#### DESCRIPTION OF THE TASK
All of the entries must be reproduced exactly, with no images carried over.

#### EXTRACTED MATERIAL
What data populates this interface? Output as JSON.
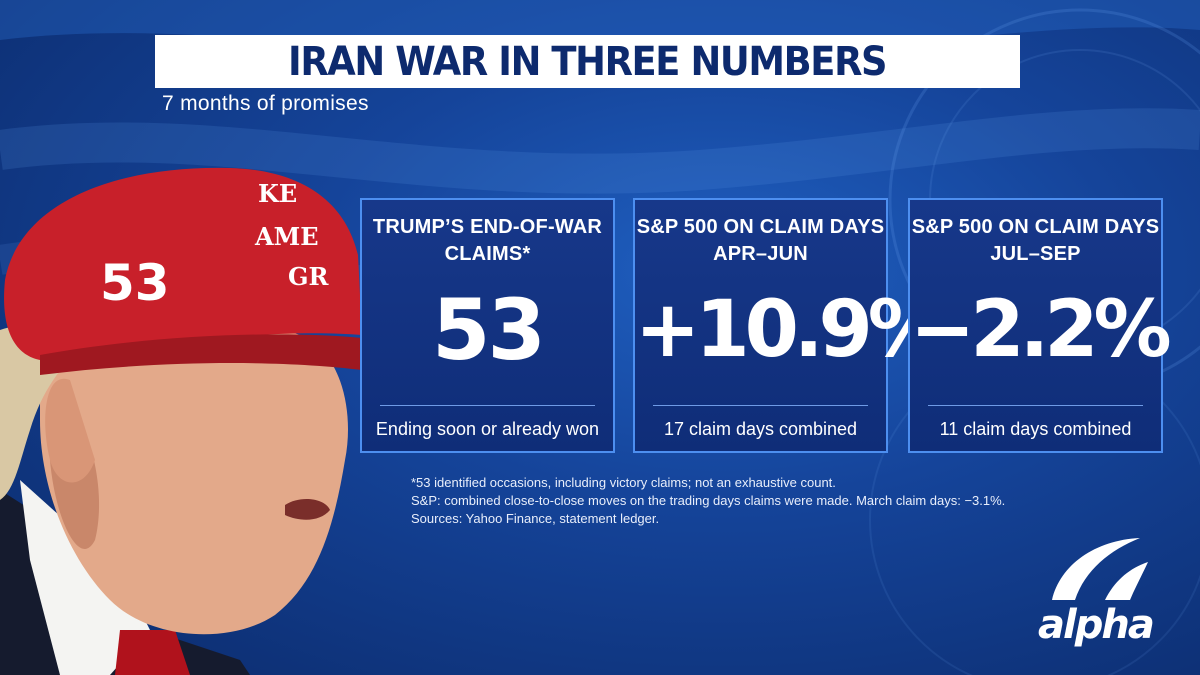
{
  "header": {
    "title": "IRAN WAR IN THREE NUMBERS",
    "subtitle": "7 months of promises"
  },
  "photo": {
    "hat_number": "53",
    "hat_text_line1": "KE",
    "hat_text_line2": "AME",
    "hat_text_line3": "GR"
  },
  "cards": [
    {
      "label": "TRUMP’S END-OF-WAR\nCLAIMS*",
      "value": "53",
      "footer": "Ending soon or already won"
    },
    {
      "label": "S&P 500 ON CLAIM DAYS\nAPR–JUN",
      "value": "+10.9%",
      "footer": "17 claim days combined"
    },
    {
      "label": "S&P 500 ON CLAIM DAYS\nJUL–SEP",
      "value": "−2.2%",
      "footer": "11 claim days combined"
    }
  ],
  "footnotes": [
    "*53 identified occasions, including victory claims; not an exhaustive count.",
    "S&P: combined close-to-close moves on the trading days claims were made. March claim days: −3.1%.",
    "Sources: Yahoo Finance, statement ledger."
  ],
  "logo": {
    "text": "alpha"
  },
  "colors": {
    "background": "#15449a",
    "card_border": "#4d8ff0",
    "title_text": "#0d2a6e",
    "hat_red": "#c8202a"
  }
}
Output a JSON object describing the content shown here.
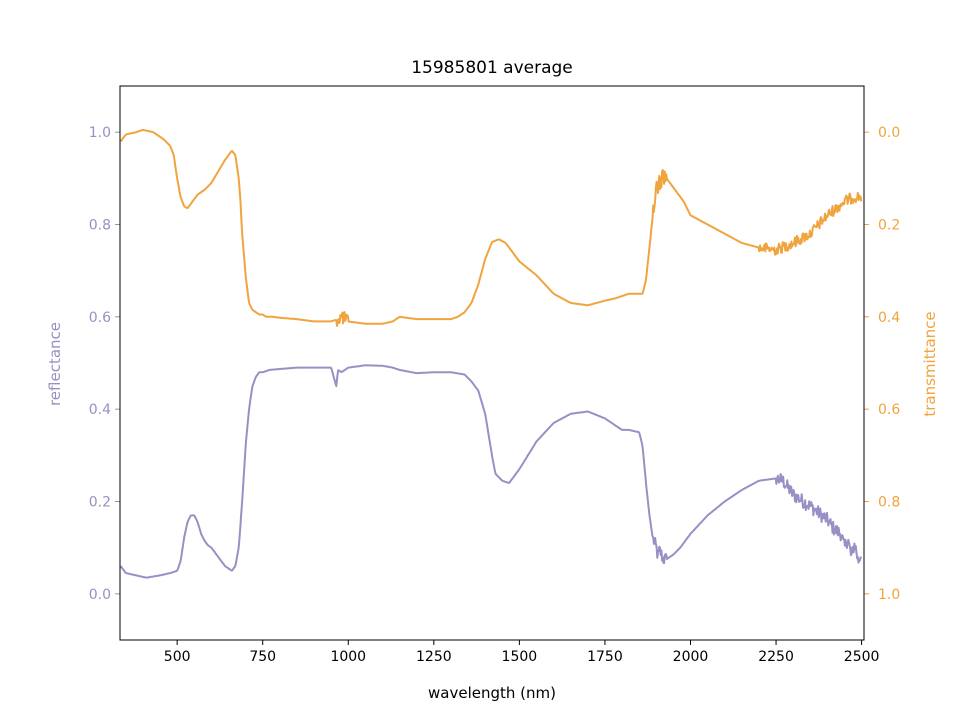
{
  "chart_data": {
    "type": "line",
    "title": "15985801 average",
    "xlabel": "wavelength (nm)",
    "ylabel_left": "reflectance",
    "ylabel_right": "transmittance",
    "xlim": [
      333,
      2507
    ],
    "ylim_left": [
      -0.1,
      1.1
    ],
    "ylim_right": [
      1.1,
      -0.1
    ],
    "right_axis_inverted": true,
    "grid": false,
    "xticks": [
      500,
      750,
      1000,
      1250,
      1500,
      1750,
      2000,
      2250,
      2500
    ],
    "xtick_labels": [
      "500",
      "750",
      "1000",
      "1250",
      "1500",
      "1750",
      "2000",
      "2250",
      "2500"
    ],
    "yticks_left": [
      0.0,
      0.2,
      0.4,
      0.6,
      0.8,
      1.0
    ],
    "ytick_labels_left": [
      "0.0",
      "0.2",
      "0.4",
      "0.6",
      "0.8",
      "1.0"
    ],
    "yticks_right": [
      0.0,
      0.2,
      0.4,
      0.6,
      0.8,
      1.0
    ],
    "ytick_labels_right": [
      "0.0",
      "0.2",
      "0.4",
      "0.6",
      "0.8",
      "1.0"
    ],
    "colors": {
      "reflectance": "#9890c4",
      "transmittance": "#f0a43e"
    },
    "series": [
      {
        "axis": "left",
        "x": [
          335,
          350,
          380,
          410,
          450,
          480,
          500,
          510,
          520,
          530,
          540,
          550,
          560,
          570,
          580,
          590,
          600,
          620,
          640,
          650,
          660,
          670,
          680,
          690,
          700,
          710,
          720,
          730,
          740,
          750,
          770,
          800,
          850,
          900,
          950,
          965,
          970,
          980,
          1000,
          1020,
          1050,
          1100,
          1130,
          1150,
          1200,
          1250,
          1300,
          1340,
          1360,
          1380,
          1400,
          1420,
          1430,
          1450,
          1470,
          1500,
          1550,
          1600,
          1650,
          1700,
          1750,
          1780,
          1800,
          1820,
          1850,
          1860,
          1870,
          1880,
          1890,
          1900,
          1905,
          1910,
          1920,
          1930,
          1950,
          1970,
          2000,
          2050,
          2100,
          2150,
          2200,
          2250,
          2270,
          2300,
          2350,
          2400,
          2420,
          2440,
          2450,
          2460,
          2470,
          2480,
          2490,
          2500
        ],
        "y": [
          0.06,
          0.045,
          0.04,
          0.035,
          0.04,
          0.045,
          0.05,
          0.07,
          0.12,
          0.155,
          0.17,
          0.17,
          0.155,
          0.13,
          0.115,
          0.105,
          0.1,
          0.08,
          0.06,
          0.055,
          0.05,
          0.06,
          0.1,
          0.2,
          0.32,
          0.4,
          0.45,
          0.47,
          0.48,
          0.48,
          0.485,
          0.487,
          0.49,
          0.49,
          0.49,
          0.45,
          0.485,
          0.48,
          0.49,
          0.492,
          0.495,
          0.494,
          0.49,
          0.485,
          0.478,
          0.48,
          0.48,
          0.475,
          0.46,
          0.44,
          0.39,
          0.3,
          0.26,
          0.245,
          0.24,
          0.27,
          0.33,
          0.37,
          0.39,
          0.395,
          0.38,
          0.365,
          0.355,
          0.355,
          0.35,
          0.32,
          0.24,
          0.17,
          0.12,
          0.1,
          0.08,
          0.095,
          0.075,
          0.075,
          0.085,
          0.1,
          0.13,
          0.17,
          0.2,
          0.225,
          0.245,
          0.25,
          0.245,
          0.215,
          0.19,
          0.16,
          0.14,
          0.13,
          0.1,
          0.12,
          0.08,
          0.11,
          0.07,
          0.09
        ],
        "noise": [
          {
            "from": 1890,
            "to": 1930,
            "amp": 0.015
          },
          {
            "from": 2250,
            "to": 2500,
            "amp": 0.015
          }
        ]
      },
      {
        "axis": "right",
        "x": [
          335,
          350,
          380,
          400,
          430,
          460,
          480,
          490,
          500,
          510,
          520,
          530,
          540,
          550,
          560,
          570,
          580,
          600,
          620,
          640,
          660,
          670,
          680,
          685,
          690,
          700,
          710,
          720,
          730,
          740,
          750,
          760,
          780,
          800,
          850,
          900,
          950,
          970,
          980,
          1000,
          1050,
          1100,
          1130,
          1150,
          1200,
          1250,
          1300,
          1320,
          1340,
          1360,
          1380,
          1400,
          1420,
          1440,
          1460,
          1480,
          1500,
          1550,
          1600,
          1650,
          1700,
          1750,
          1780,
          1800,
          1820,
          1850,
          1860,
          1870,
          1880,
          1890,
          1900,
          1910,
          1920,
          1930,
          1950,
          1980,
          2000,
          2050,
          2100,
          2150,
          2200,
          2250,
          2300,
          2350,
          2400,
          2450,
          2480,
          2500
        ],
        "y": [
          0.02,
          0.005,
          0.0,
          -0.005,
          0.0,
          0.015,
          0.03,
          0.05,
          0.1,
          0.14,
          0.16,
          0.165,
          0.155,
          0.145,
          0.135,
          0.13,
          0.125,
          0.11,
          0.085,
          0.06,
          0.04,
          0.05,
          0.1,
          0.15,
          0.22,
          0.31,
          0.37,
          0.385,
          0.39,
          0.395,
          0.395,
          0.4,
          0.4,
          0.402,
          0.405,
          0.41,
          0.41,
          0.405,
          0.4,
          0.41,
          0.415,
          0.415,
          0.41,
          0.4,
          0.405,
          0.405,
          0.405,
          0.4,
          0.39,
          0.37,
          0.33,
          0.275,
          0.238,
          0.232,
          0.24,
          0.26,
          0.28,
          0.31,
          0.35,
          0.37,
          0.375,
          0.365,
          0.36,
          0.355,
          0.35,
          0.35,
          0.35,
          0.32,
          0.25,
          0.18,
          0.12,
          0.11,
          0.09,
          0.1,
          0.12,
          0.15,
          0.18,
          0.2,
          0.22,
          0.24,
          0.25,
          0.255,
          0.24,
          0.22,
          0.18,
          0.15,
          0.14,
          0.14
        ],
        "noise": [
          {
            "from": 965,
            "to": 1000,
            "amp": 0.015
          },
          {
            "from": 1890,
            "to": 1930,
            "amp": 0.02
          },
          {
            "from": 2200,
            "to": 2500,
            "amp": 0.012
          }
        ]
      }
    ]
  }
}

#### FULL RESPONSE
What data populates this interface? Output as JSON.
{
  "header": {
    "title": "IRAN WAR IN THREE NUMBERS",
    "subtitle": "7 months of promises"
  },
  "photo": {
    "hat_number": "53",
    "hat_text_line1": "KE",
    "hat_text_line2": "AME",
    "hat_text_line3": "GR"
  },
  "cards": [
    {
      "label": "TRUMP’S END-OF-WAR\nCLAIMS*",
      "value": "53",
      "footer": "Ending soon or already won"
    },
    {
      "label": "S&P 500 ON CLAIM DAYS\nAPR–JUN",
      "value": "+10.9%",
      "footer": "17 claim days combined"
    },
    {
      "label": "S&P 500 ON CLAIM DAYS\nJUL–SEP",
      "value": "−2.2%",
      "footer": "11 claim days combined"
    }
  ],
  "footnotes": [
    "*53 identified occasions, including victory claims; not an exhaustive count.",
    "S&P: combined close-to-close moves on the trading days claims were made. March claim days: −3.1%.",
    "Sources: Yahoo Finance, statement ledger."
  ],
  "logo": {
    "text": "alpha"
  },
  "colors": {
    "background": "#15449a",
    "card_border": "#4d8ff0",
    "title_text": "#0d2a6e",
    "hat_red": "#c8202a"
  }
}
Output a JSON object describing the content shown here.
{
  "chart_data": {
    "type": "line",
    "title": "15985801 average",
    "xlabel": "wavelength (nm)",
    "ylabel_left": "reflectance",
    "ylabel_right": "transmittance",
    "xlim": [
      333,
      2507
    ],
    "ylim_left": [
      -0.1,
      1.1
    ],
    "ylim_right": [
      1.1,
      -0.1
    ],
    "right_axis_inverted": true,
    "grid": false,
    "xticks": [
      500,
      750,
      1000,
      1250,
      1500,
      1750,
      2000,
      2250,
      2500
    ],
    "xtick_labels": [
      "500",
      "750",
      "1000",
      "1250",
      "1500",
      "1750",
      "2000",
      "2250",
      "2500"
    ],
    "yticks_left": [
      0.0,
      0.2,
      0.4,
      0.6,
      0.8,
      1.0
    ],
    "ytick_labels_left": [
      "0.0",
      "0.2",
      "0.4",
      "0.6",
      "0.8",
      "1.0"
    ],
    "yticks_right": [
      0.0,
      0.2,
      0.4,
      0.6,
      0.8,
      1.0
    ],
    "ytick_labels_right": [
      "0.0",
      "0.2",
      "0.4",
      "0.6",
      "0.8",
      "1.0"
    ],
    "colors": {
      "reflectance": "#9890c4",
      "transmittance": "#f0a43e"
    },
    "series": [
      {
        "axis": "left",
        "x": [
          335,
          350,
          380,
          410,
          450,
          480,
          500,
          510,
          520,
          530,
          540,
          550,
          560,
          570,
          580,
          590,
          600,
          620,
          640,
          650,
          660,
          670,
          680,
          690,
          700,
          710,
          720,
          730,
          740,
          750,
          770,
          800,
          850,
          900,
          950,
          965,
          970,
          980,
          1000,
          1020,
          1050,
          1100,
          1130,
          1150,
          1200,
          1250,
          1300,
          1340,
          1360,
          1380,
          1400,
          1420,
          1430,
          1450,
          1470,
          1500,
          1550,
          1600,
          1650,
          1700,
          1750,
          1780,
          1800,
          1820,
          1850,
          1860,
          1870,
          1880,
          1890,
          1900,
          1905,
          1910,
          1920,
          1930,
          1950,
          1970,
          2000,
          2050,
          2100,
          2150,
          2200,
          2250,
          2270,
          2300,
          2350,
          2400,
          2420,
          2440,
          2450,
          2460,
          2470,
          2480,
          2490,
          2500
        ],
        "y": [
          0.06,
          0.045,
          0.04,
          0.035,
          0.04,
          0.045,
          0.05,
          0.07,
          0.12,
          0.155,
          0.17,
          0.17,
          0.155,
          0.13,
          0.115,
          0.105,
          0.1,
          0.08,
          0.06,
          0.055,
          0.05,
          0.06,
          0.1,
          0.2,
          0.32,
          0.4,
          0.45,
          0.47,
          0.48,
          0.48,
          0.485,
          0.487,
          0.49,
          0.49,
          0.49,
          0.45,
          0.485,
          0.48,
          0.49,
          0.492,
          0.495,
          0.494,
          0.49,
          0.485,
          0.478,
          0.48,
          0.48,
          0.475,
          0.46,
          0.44,
          0.39,
          0.3,
          0.26,
          0.245,
          0.24,
          0.27,
          0.33,
          0.37,
          0.39,
          0.395,
          0.38,
          0.365,
          0.355,
          0.355,
          0.35,
          0.32,
          0.24,
          0.17,
          0.12,
          0.1,
          0.08,
          0.095,
          0.075,
          0.075,
          0.085,
          0.1,
          0.13,
          0.17,
          0.2,
          0.225,
          0.245,
          0.25,
          0.245,
          0.215,
          0.19,
          0.16,
          0.14,
          0.13,
          0.1,
          0.12,
          0.08,
          0.11,
          0.07,
          0.09
        ],
        "noise": [
          {
            "from": 1890,
            "to": 1930,
            "amp": 0.015
          },
          {
            "from": 2250,
            "to": 2500,
            "amp": 0.015
          }
        ]
      },
      {
        "axis": "right",
        "x": [
          335,
          350,
          380,
          400,
          430,
          460,
          480,
          490,
          500,
          510,
          520,
          530,
          540,
          550,
          560,
          570,
          580,
          600,
          620,
          640,
          660,
          670,
          680,
          685,
          690,
          700,
          710,
          720,
          730,
          740,
          750,
          760,
          780,
          800,
          850,
          900,
          950,
          970,
          980,
          1000,
          1050,
          1100,
          1130,
          1150,
          1200,
          1250,
          1300,
          1320,
          1340,
          1360,
          1380,
          1400,
          1420,
          1440,
          1460,
          1480,
          1500,
          1550,
          1600,
          1650,
          1700,
          1750,
          1780,
          1800,
          1820,
          1850,
          1860,
          1870,
          1880,
          1890,
          1900,
          1910,
          1920,
          1930,
          1950,
          1980,
          2000,
          2050,
          2100,
          2150,
          2200,
          2250,
          2300,
          2350,
          2400,
          2450,
          2480,
          2500
        ],
        "y": [
          0.02,
          0.005,
          0.0,
          -0.005,
          0.0,
          0.015,
          0.03,
          0.05,
          0.1,
          0.14,
          0.16,
          0.165,
          0.155,
          0.145,
          0.135,
          0.13,
          0.125,
          0.11,
          0.085,
          0.06,
          0.04,
          0.05,
          0.1,
          0.15,
          0.22,
          0.31,
          0.37,
          0.385,
          0.39,
          0.395,
          0.395,
          0.4,
          0.4,
          0.402,
          0.405,
          0.41,
          0.41,
          0.405,
          0.4,
          0.41,
          0.415,
          0.415,
          0.41,
          0.4,
          0.405,
          0.405,
          0.405,
          0.4,
          0.39,
          0.37,
          0.33,
          0.275,
          0.238,
          0.232,
          0.24,
          0.26,
          0.28,
          0.31,
          0.35,
          0.37,
          0.375,
          0.365,
          0.36,
          0.355,
          0.35,
          0.35,
          0.35,
          0.32,
          0.25,
          0.18,
          0.12,
          0.11,
          0.09,
          0.1,
          0.12,
          0.15,
          0.18,
          0.2,
          0.22,
          0.24,
          0.25,
          0.255,
          0.24,
          0.22,
          0.18,
          0.15,
          0.14,
          0.14
        ],
        "noise": [
          {
            "from": 965,
            "to": 1000,
            "amp": 0.015
          },
          {
            "from": 1890,
            "to": 1930,
            "amp": 0.02
          },
          {
            "from": 2200,
            "to": 2500,
            "amp": 0.012
          }
        ]
      }
    ]
  }
}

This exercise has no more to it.